Work to be completed
Drop all images and give the records again exactly.

(Dataset records)
· · ·

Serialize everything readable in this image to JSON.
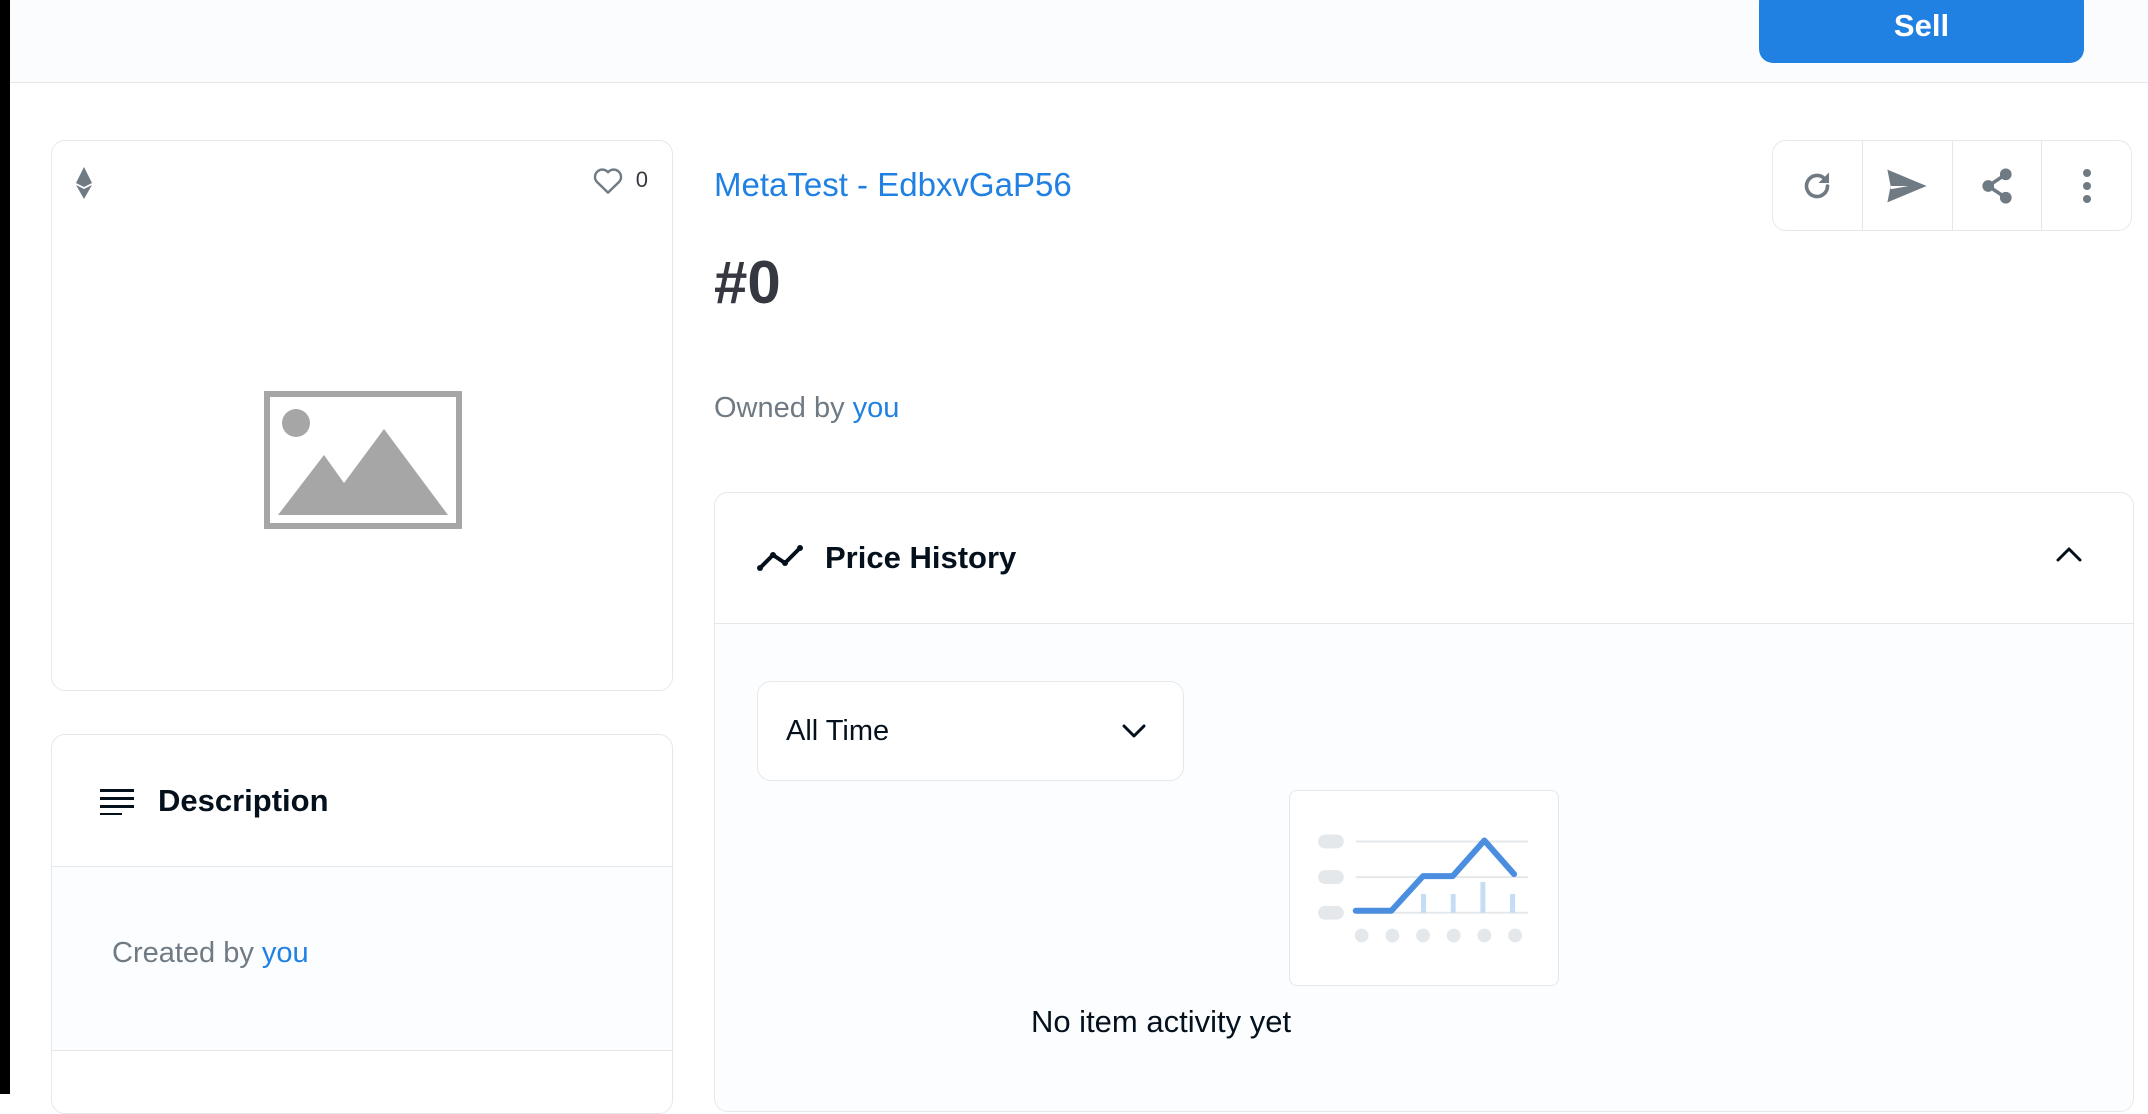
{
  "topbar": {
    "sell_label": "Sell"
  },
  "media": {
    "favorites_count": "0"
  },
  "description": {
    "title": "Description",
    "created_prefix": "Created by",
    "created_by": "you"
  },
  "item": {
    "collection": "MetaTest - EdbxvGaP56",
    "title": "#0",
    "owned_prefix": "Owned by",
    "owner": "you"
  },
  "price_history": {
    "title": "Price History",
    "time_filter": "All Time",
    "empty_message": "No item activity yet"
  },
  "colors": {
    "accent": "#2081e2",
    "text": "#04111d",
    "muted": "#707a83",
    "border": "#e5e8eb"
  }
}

· · ·

Solution to the problem
Serialize everything readable in this image to JSON.
{
  "topbar": {
    "sell_label": "Sell"
  },
  "media": {
    "favorites_count": "0"
  },
  "description": {
    "title": "Description",
    "created_prefix": "Created by",
    "created_by": "you"
  },
  "item": {
    "collection": "MetaTest - EdbxvGaP56",
    "title": "#0",
    "owned_prefix": "Owned by",
    "owner": "you"
  },
  "price_history": {
    "title": "Price History",
    "time_filter": "All Time",
    "empty_message": "No item activity yet"
  },
  "colors": {
    "accent": "#2081e2",
    "text": "#04111d",
    "muted": "#707a83",
    "border": "#e5e8eb"
  }
}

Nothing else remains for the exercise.